## Chart and figure data
--- BEGIN ---

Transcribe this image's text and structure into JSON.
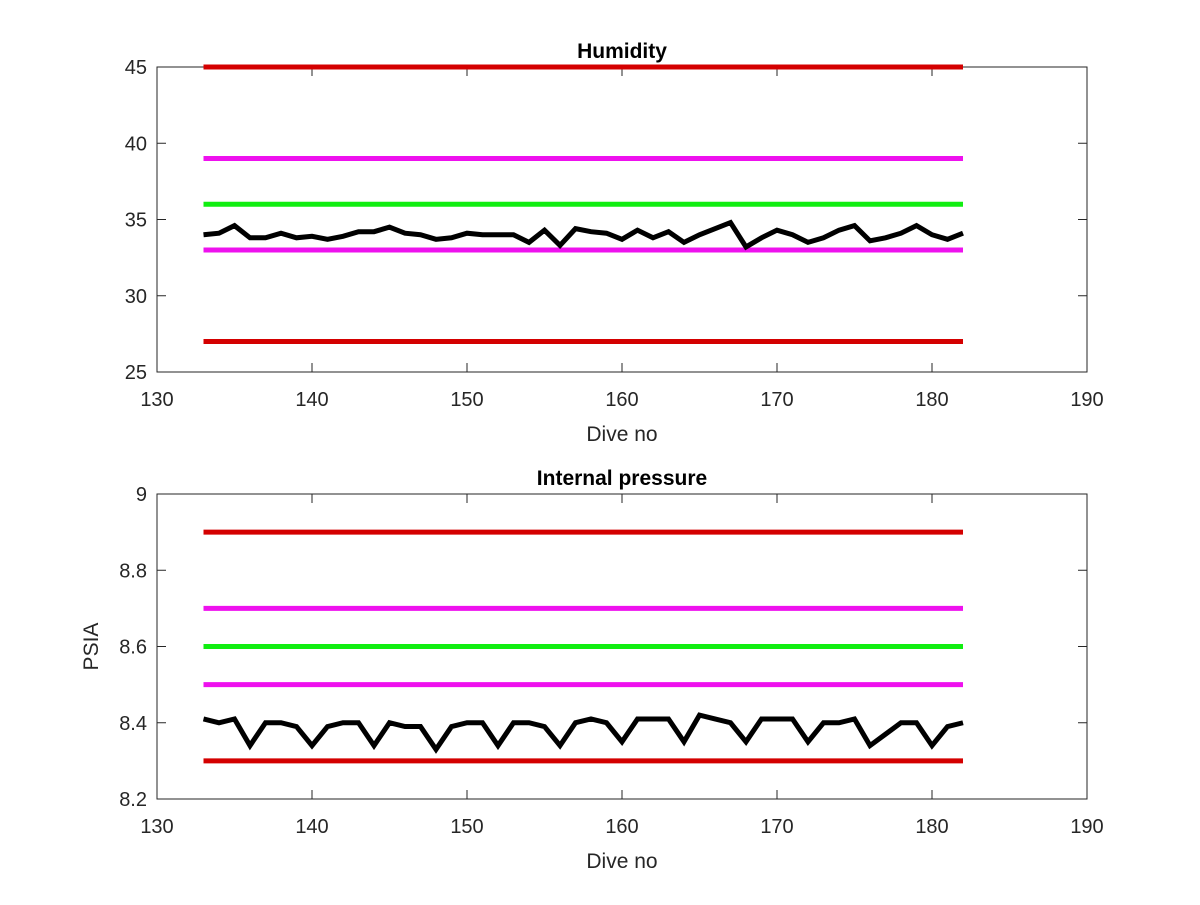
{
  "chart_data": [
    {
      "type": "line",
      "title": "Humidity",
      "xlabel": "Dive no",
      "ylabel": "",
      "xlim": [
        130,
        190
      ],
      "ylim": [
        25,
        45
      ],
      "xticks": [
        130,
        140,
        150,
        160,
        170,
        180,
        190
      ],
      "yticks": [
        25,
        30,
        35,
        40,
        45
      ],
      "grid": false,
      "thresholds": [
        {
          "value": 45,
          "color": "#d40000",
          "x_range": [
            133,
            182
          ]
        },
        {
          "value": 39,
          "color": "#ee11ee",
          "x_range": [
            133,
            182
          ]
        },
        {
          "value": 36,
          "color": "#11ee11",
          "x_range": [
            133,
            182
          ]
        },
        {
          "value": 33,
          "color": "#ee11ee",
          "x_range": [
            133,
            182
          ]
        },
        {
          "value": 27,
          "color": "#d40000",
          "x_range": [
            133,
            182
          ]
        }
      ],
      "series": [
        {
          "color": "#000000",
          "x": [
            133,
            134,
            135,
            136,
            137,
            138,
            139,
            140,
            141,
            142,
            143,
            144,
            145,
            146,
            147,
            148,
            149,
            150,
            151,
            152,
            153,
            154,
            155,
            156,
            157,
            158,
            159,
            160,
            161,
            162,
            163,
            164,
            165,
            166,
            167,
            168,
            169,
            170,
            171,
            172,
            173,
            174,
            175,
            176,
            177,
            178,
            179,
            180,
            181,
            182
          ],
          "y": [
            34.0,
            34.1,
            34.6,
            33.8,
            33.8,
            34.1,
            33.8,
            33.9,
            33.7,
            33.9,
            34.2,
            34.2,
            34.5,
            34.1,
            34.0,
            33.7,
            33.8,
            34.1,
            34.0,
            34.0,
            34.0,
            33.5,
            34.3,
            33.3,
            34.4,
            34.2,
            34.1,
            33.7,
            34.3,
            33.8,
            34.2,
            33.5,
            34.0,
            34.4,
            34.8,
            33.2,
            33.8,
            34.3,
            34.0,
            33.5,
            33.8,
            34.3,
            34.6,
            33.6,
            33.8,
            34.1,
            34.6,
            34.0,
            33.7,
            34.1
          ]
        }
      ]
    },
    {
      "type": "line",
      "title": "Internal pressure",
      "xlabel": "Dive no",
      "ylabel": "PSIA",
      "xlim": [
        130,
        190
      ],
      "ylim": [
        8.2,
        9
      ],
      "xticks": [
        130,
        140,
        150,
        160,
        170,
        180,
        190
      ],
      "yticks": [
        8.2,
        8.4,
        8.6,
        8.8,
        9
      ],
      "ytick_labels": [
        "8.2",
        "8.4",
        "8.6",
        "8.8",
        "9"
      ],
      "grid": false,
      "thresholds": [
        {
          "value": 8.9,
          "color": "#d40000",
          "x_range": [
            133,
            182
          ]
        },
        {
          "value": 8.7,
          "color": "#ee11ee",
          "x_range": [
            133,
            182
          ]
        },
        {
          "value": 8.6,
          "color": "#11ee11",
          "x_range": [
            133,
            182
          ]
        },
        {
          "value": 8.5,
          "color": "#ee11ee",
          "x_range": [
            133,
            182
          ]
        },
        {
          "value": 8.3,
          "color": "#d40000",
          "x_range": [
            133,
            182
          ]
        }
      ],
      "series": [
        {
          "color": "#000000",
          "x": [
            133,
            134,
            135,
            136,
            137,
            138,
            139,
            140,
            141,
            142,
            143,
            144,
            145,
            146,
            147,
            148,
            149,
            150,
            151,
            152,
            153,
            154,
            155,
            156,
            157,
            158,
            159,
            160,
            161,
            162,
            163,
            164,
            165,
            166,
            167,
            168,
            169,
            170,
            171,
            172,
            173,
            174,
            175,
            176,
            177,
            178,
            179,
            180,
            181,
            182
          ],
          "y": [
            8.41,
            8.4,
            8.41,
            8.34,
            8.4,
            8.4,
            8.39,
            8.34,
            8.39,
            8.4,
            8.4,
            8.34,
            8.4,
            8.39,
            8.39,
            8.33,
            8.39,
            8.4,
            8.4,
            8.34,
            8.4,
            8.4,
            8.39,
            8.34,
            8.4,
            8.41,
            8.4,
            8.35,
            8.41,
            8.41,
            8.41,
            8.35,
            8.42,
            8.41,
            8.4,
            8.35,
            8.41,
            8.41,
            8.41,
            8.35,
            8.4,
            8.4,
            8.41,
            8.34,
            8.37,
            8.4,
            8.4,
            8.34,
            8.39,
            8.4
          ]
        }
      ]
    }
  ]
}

--- END ---
--- BEGIN ---

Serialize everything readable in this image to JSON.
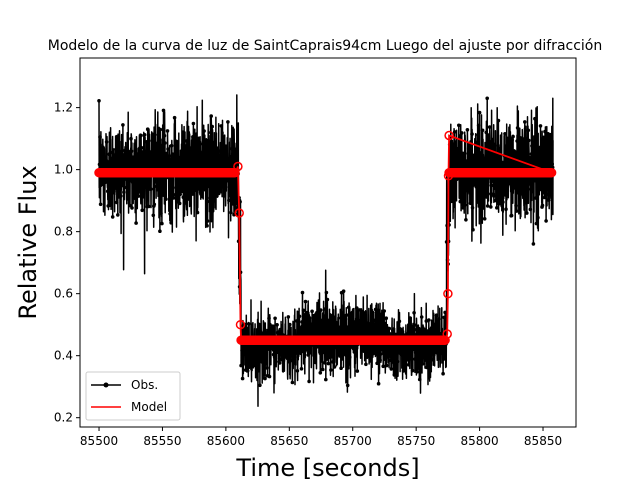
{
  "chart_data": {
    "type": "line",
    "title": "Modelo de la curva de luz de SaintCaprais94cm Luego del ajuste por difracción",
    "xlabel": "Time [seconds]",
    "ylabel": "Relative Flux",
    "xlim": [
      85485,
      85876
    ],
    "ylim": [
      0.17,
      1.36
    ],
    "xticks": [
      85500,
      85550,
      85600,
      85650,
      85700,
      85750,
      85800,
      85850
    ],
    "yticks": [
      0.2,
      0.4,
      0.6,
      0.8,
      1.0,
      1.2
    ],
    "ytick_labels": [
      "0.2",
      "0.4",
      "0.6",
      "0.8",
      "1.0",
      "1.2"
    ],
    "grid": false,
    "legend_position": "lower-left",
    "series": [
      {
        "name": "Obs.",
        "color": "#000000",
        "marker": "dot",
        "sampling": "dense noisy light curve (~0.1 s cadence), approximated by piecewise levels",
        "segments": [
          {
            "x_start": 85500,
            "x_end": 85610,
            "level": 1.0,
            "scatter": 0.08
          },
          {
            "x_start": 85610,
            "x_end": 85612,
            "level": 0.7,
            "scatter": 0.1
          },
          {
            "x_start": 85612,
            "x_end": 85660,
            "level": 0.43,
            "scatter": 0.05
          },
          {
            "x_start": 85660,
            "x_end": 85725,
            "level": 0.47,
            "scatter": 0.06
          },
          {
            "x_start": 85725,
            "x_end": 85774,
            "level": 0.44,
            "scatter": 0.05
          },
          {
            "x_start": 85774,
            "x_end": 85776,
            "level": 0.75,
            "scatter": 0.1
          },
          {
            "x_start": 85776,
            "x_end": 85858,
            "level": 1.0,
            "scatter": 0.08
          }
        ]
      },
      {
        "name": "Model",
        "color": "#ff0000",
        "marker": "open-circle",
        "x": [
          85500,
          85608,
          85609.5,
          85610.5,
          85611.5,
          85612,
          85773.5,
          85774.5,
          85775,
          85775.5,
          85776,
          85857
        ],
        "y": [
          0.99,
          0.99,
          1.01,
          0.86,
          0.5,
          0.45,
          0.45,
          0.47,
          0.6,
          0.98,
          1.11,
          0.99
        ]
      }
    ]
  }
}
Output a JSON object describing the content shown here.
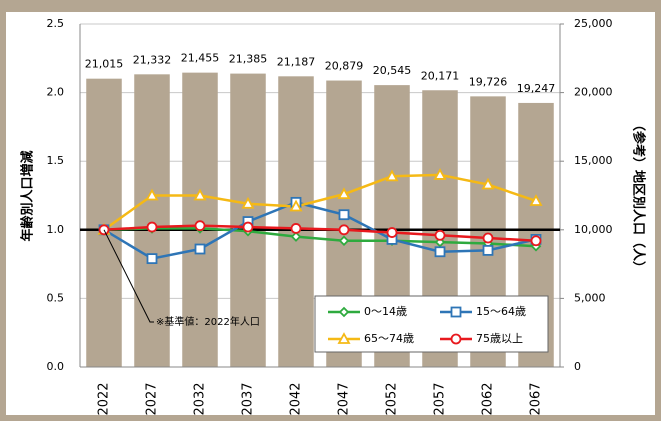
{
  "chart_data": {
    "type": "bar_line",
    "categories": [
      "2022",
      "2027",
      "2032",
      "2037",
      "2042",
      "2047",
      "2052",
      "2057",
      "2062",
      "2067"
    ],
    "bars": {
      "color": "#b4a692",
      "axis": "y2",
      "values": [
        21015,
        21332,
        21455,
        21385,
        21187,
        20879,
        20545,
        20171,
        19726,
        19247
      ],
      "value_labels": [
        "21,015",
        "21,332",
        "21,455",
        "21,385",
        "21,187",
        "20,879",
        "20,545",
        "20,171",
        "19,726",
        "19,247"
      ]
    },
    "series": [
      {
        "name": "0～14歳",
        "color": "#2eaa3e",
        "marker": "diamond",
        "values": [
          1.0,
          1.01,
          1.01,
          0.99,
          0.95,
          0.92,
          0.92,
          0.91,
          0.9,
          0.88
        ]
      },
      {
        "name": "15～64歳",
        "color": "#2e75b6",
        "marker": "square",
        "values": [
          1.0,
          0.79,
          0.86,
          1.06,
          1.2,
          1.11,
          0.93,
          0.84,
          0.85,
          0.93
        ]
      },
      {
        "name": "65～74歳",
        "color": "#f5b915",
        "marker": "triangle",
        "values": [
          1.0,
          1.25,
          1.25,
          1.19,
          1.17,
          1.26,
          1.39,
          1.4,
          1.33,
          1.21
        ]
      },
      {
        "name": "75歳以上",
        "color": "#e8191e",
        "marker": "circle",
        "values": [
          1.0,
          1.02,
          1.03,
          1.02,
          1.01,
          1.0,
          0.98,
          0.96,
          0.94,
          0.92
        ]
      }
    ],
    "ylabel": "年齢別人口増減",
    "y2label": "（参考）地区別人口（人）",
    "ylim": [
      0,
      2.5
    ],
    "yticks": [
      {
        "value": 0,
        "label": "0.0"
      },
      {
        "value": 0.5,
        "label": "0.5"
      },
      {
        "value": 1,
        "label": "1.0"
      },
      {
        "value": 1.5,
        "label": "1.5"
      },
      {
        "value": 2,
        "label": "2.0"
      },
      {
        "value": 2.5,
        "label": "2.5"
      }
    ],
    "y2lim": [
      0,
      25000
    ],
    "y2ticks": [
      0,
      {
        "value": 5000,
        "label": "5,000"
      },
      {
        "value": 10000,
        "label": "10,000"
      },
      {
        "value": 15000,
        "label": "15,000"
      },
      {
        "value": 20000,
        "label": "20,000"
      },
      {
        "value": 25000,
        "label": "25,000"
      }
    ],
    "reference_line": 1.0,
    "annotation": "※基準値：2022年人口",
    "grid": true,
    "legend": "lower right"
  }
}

--- END ---
--- BEGIN ---

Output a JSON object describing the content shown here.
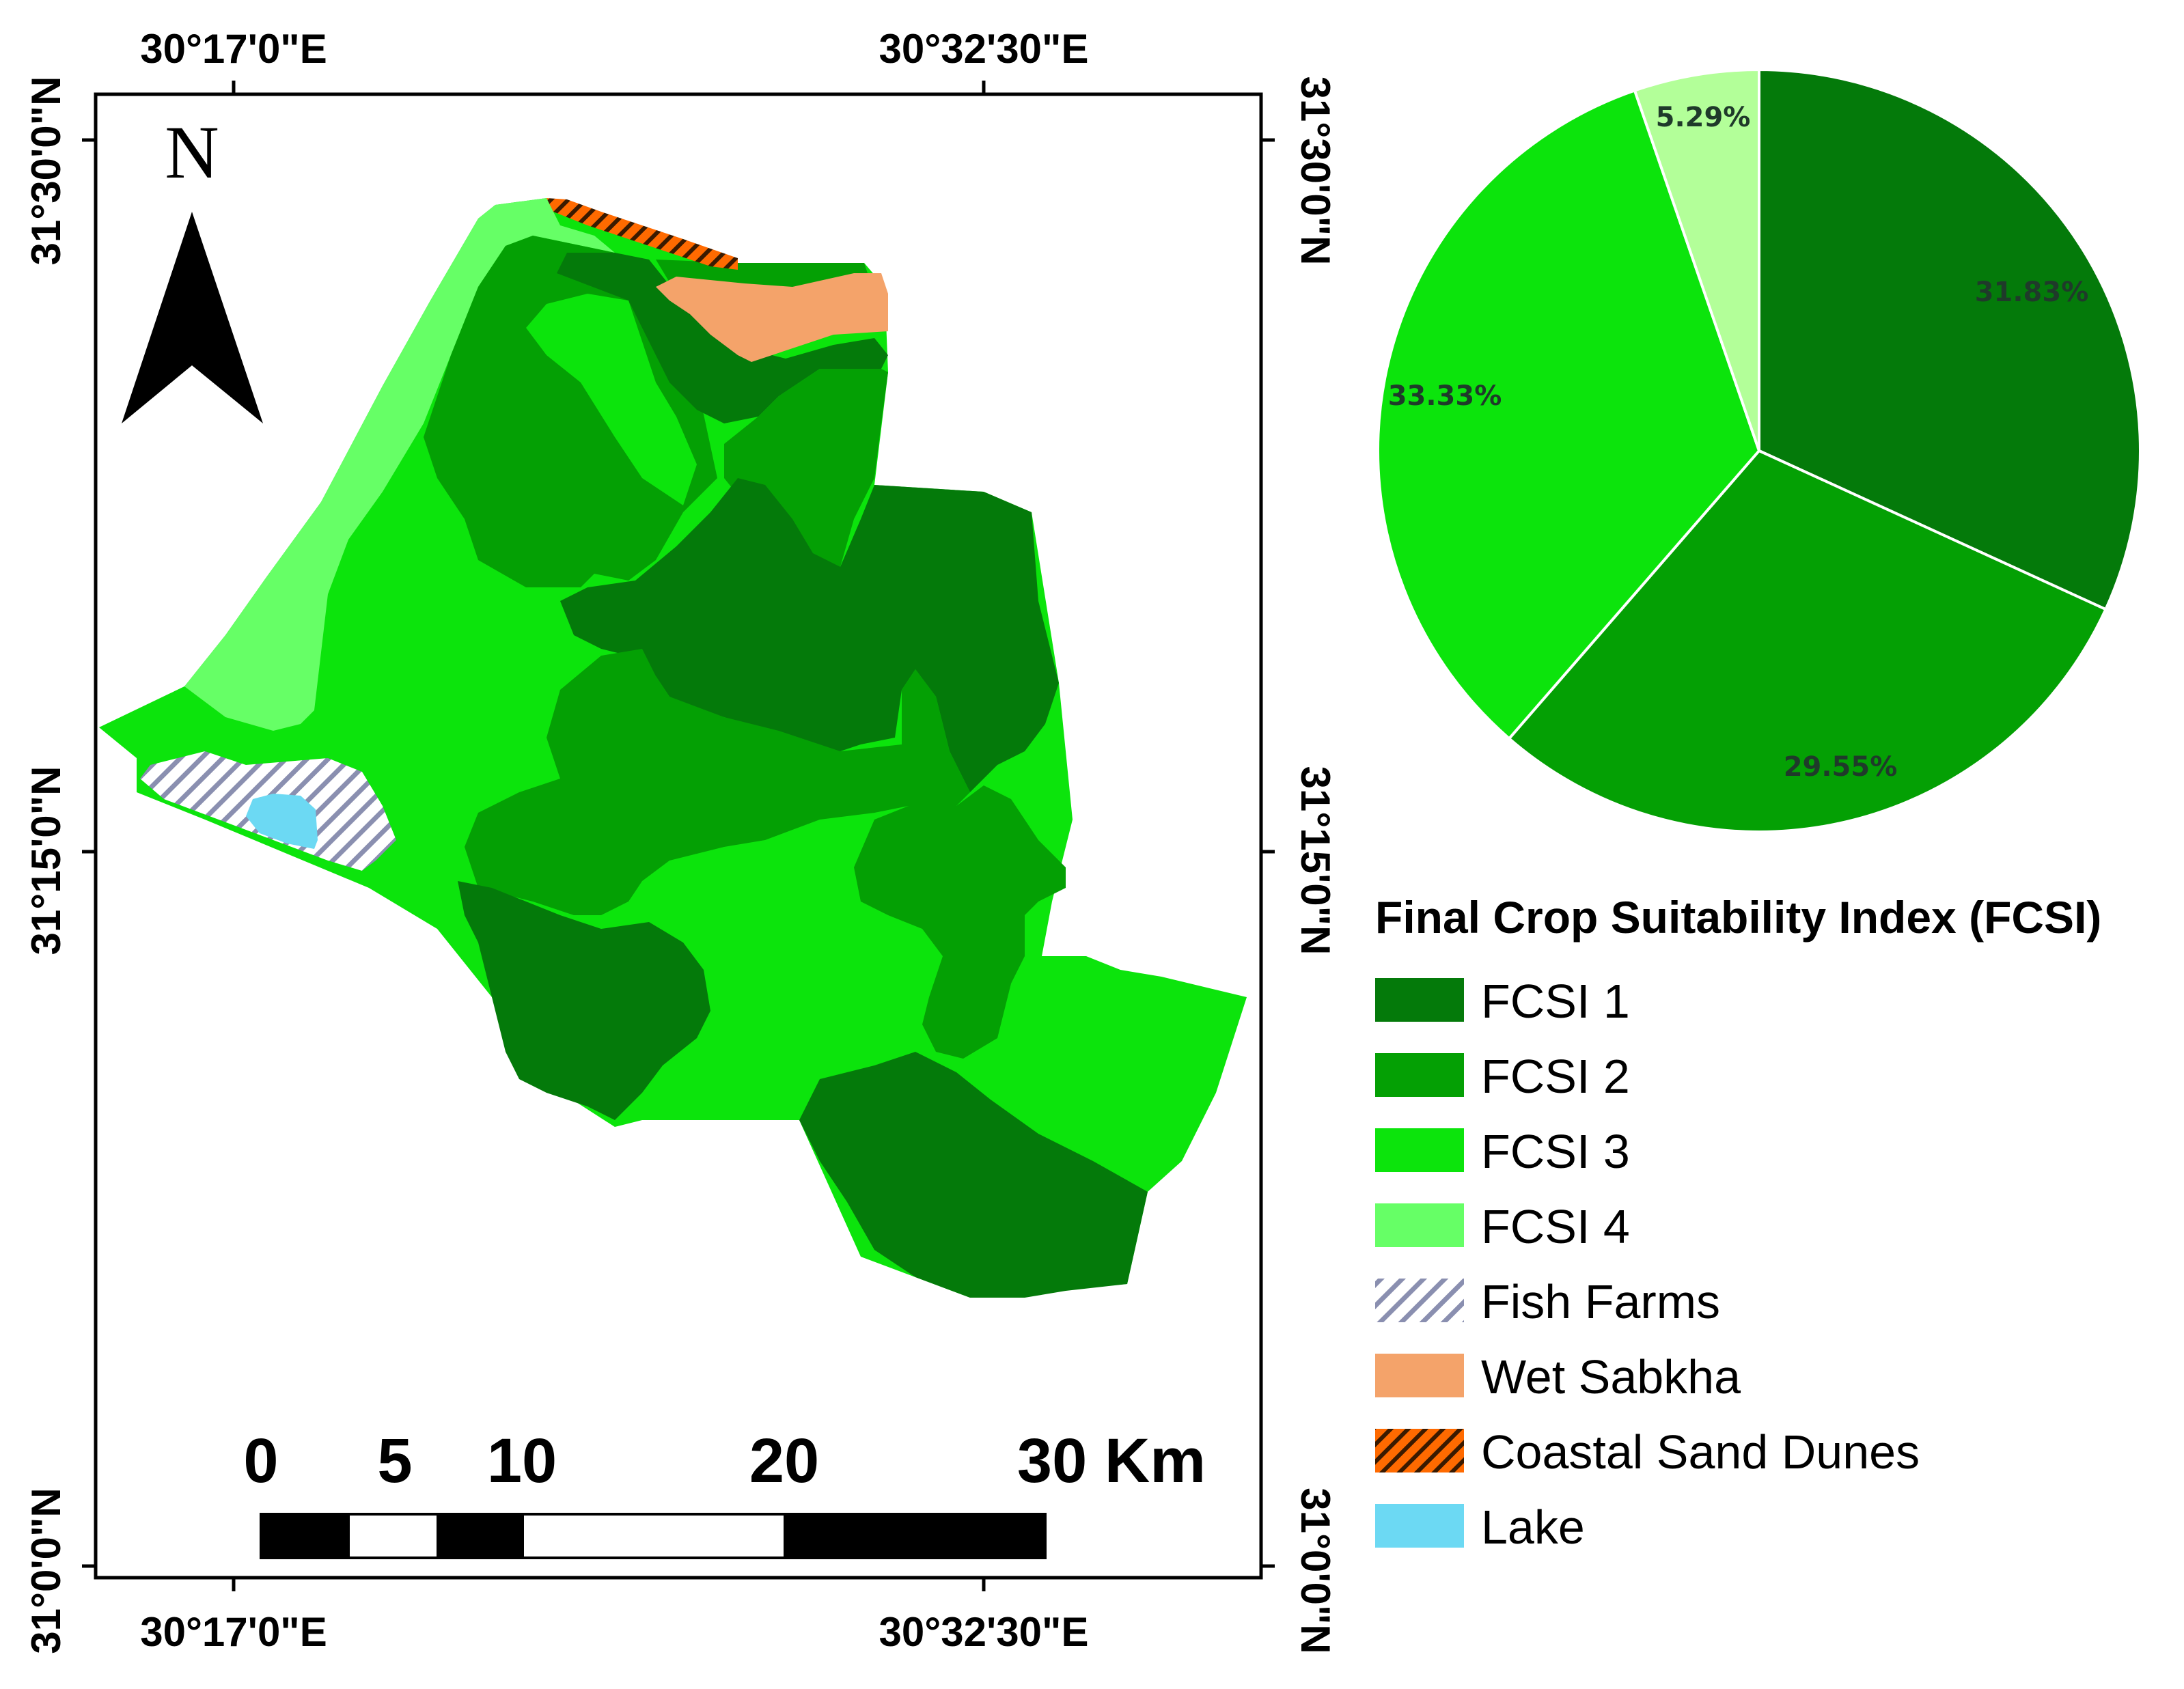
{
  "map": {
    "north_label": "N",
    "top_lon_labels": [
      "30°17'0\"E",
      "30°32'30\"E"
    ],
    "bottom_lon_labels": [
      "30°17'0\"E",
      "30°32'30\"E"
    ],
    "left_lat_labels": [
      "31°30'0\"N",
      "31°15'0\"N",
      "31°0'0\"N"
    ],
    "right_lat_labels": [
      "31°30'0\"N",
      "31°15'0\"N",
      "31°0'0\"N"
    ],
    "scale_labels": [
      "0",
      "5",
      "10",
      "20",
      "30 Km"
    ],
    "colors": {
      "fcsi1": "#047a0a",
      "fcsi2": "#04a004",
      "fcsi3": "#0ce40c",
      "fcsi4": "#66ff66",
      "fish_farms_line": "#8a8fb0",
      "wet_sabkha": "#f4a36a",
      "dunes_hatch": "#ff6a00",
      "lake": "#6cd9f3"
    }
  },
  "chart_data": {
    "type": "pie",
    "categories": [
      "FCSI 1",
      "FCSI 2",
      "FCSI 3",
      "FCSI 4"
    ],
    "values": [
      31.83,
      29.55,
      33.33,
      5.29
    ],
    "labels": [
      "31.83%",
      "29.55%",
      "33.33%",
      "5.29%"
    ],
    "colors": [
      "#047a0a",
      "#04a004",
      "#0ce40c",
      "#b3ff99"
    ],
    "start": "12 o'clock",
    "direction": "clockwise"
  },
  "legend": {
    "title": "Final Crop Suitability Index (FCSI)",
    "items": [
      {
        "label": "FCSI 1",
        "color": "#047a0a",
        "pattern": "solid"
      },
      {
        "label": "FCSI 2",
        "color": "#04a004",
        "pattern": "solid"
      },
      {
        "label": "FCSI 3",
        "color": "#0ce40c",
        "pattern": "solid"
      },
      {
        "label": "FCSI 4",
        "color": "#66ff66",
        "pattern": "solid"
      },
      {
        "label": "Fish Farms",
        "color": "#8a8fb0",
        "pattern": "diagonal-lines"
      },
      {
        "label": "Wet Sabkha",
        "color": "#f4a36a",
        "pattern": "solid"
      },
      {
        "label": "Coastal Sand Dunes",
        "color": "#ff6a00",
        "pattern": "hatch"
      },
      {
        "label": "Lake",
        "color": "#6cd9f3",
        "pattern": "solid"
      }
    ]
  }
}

--- END ---

## WHAT NEEDS TO BE DONE
Return all lines containing "this".

## COMPLETE OUTPUT
Transcribe this image's text and structure into JSON.
Serialize everything readable in this image to JSON.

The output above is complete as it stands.